>> begin Provided data

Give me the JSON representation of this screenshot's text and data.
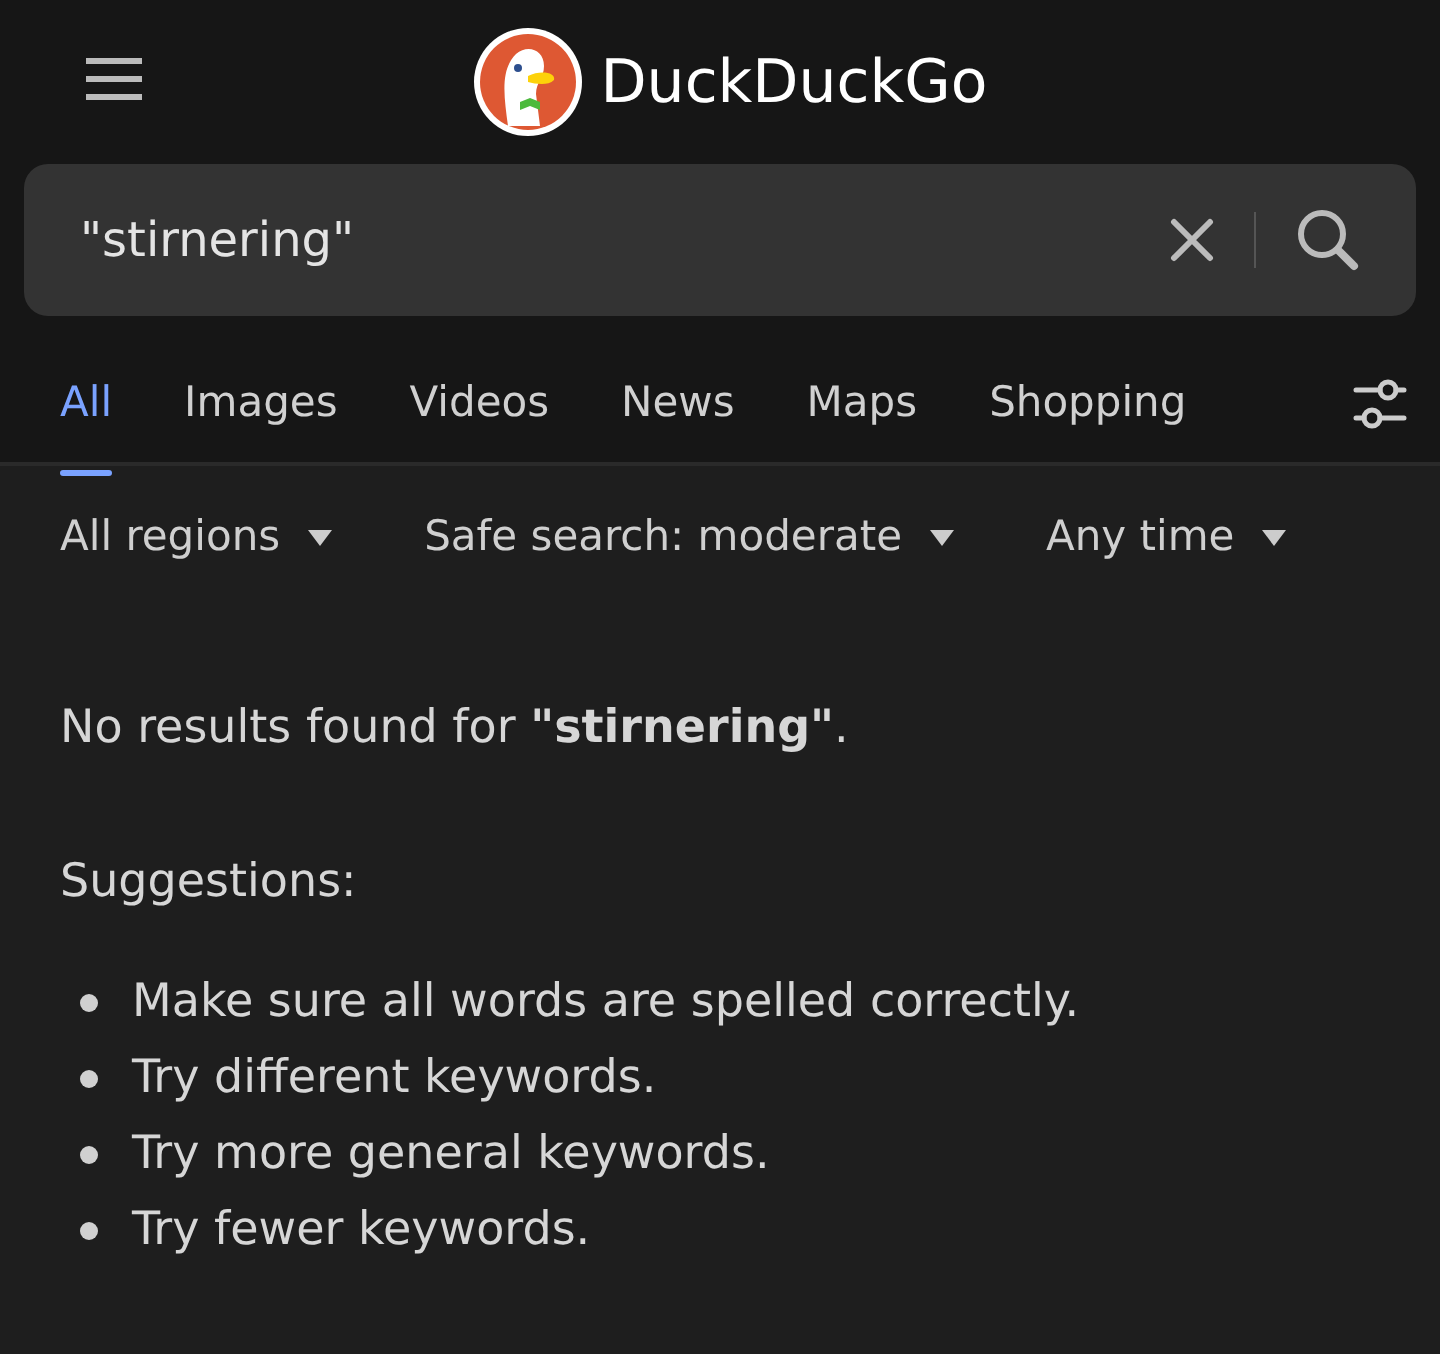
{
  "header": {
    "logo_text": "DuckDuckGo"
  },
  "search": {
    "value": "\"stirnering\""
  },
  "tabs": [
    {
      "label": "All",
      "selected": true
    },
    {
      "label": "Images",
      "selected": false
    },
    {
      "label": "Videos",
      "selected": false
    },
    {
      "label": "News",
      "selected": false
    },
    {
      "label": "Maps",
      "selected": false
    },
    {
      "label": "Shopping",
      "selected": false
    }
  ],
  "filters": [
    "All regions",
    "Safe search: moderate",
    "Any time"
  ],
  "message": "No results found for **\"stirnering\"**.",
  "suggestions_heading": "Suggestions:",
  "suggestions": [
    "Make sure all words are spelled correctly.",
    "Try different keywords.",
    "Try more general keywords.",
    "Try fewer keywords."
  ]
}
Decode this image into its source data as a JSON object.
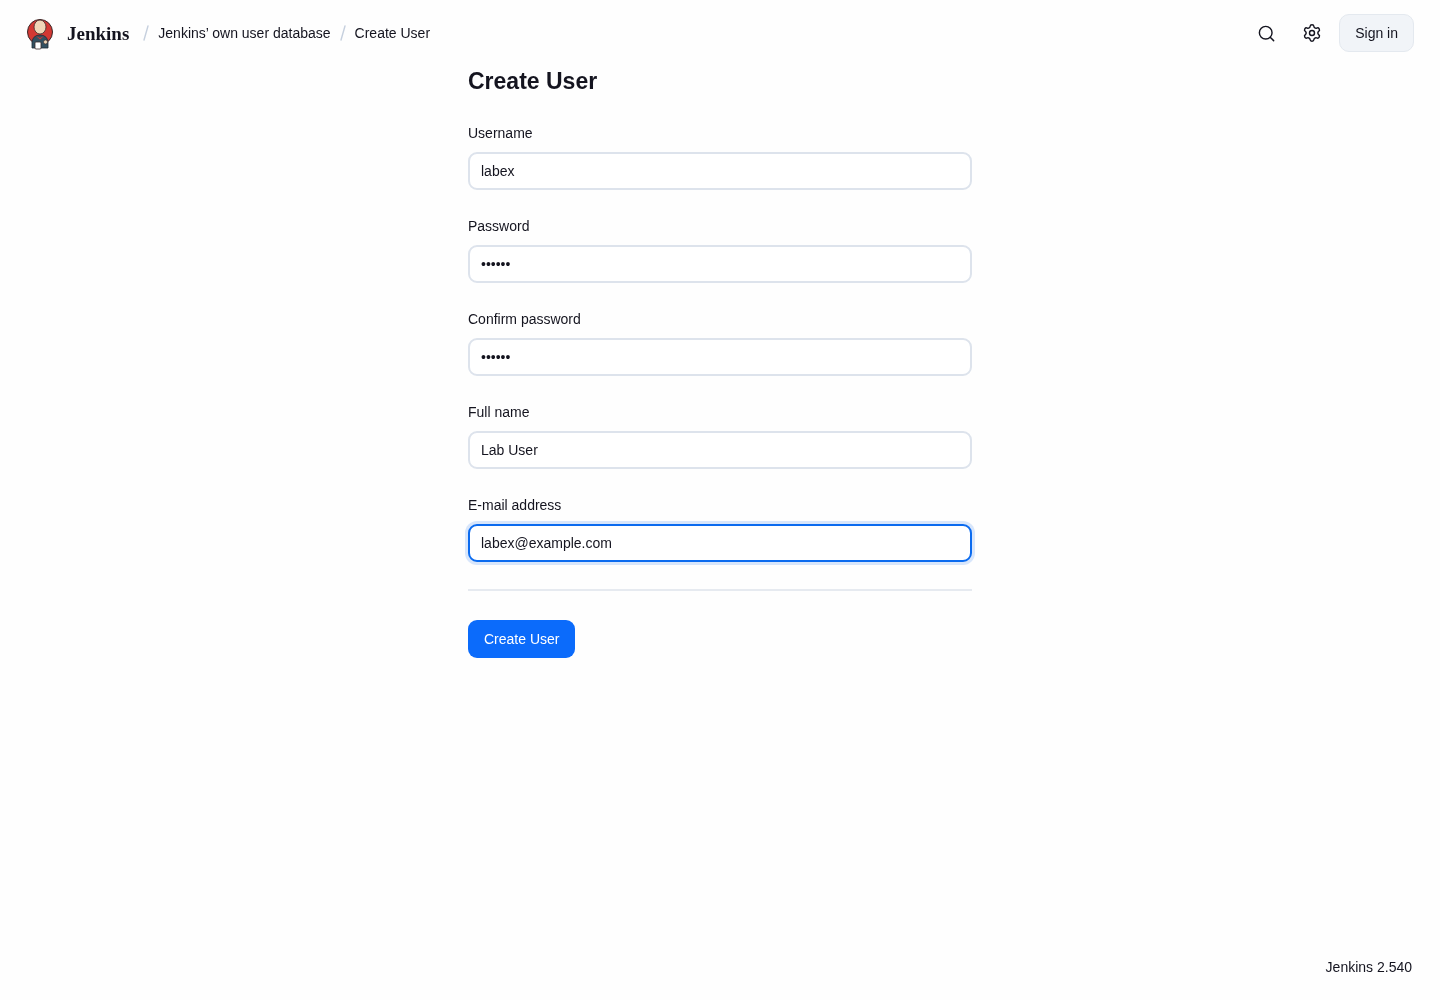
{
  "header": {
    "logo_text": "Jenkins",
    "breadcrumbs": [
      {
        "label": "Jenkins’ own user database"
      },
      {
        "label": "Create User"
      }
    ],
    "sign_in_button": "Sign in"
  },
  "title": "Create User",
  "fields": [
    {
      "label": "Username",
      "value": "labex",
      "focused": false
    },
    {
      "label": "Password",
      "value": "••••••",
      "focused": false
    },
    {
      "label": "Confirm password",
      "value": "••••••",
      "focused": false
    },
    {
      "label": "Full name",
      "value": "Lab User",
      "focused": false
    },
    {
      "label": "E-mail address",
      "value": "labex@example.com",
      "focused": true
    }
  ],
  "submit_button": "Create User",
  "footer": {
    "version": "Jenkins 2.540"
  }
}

>> end Provided data

Exercise instructions =
Can the lines from the one with "Decode this image" to the end of the records above be quoted exactly, both ends included, with every picture omitted?

Answer to this task =
Decode this image into its source data as a JSON object.
{
  "header": {
    "logo_text": "Jenkins",
    "breadcrumbs": [
      {
        "label": "Jenkins’ own user database"
      },
      {
        "label": "Create User"
      }
    ],
    "sign_in_button": "Sign in"
  },
  "title": "Create User",
  "fields": [
    {
      "label": "Username",
      "value": "labex",
      "focused": false
    },
    {
      "label": "Password",
      "value": "••••••",
      "focused": false
    },
    {
      "label": "Confirm password",
      "value": "••••••",
      "focused": false
    },
    {
      "label": "Full name",
      "value": "Lab User",
      "focused": false
    },
    {
      "label": "E-mail address",
      "value": "labex@example.com",
      "focused": true
    }
  ],
  "submit_button": "Create User",
  "footer": {
    "version": "Jenkins 2.540"
  }
}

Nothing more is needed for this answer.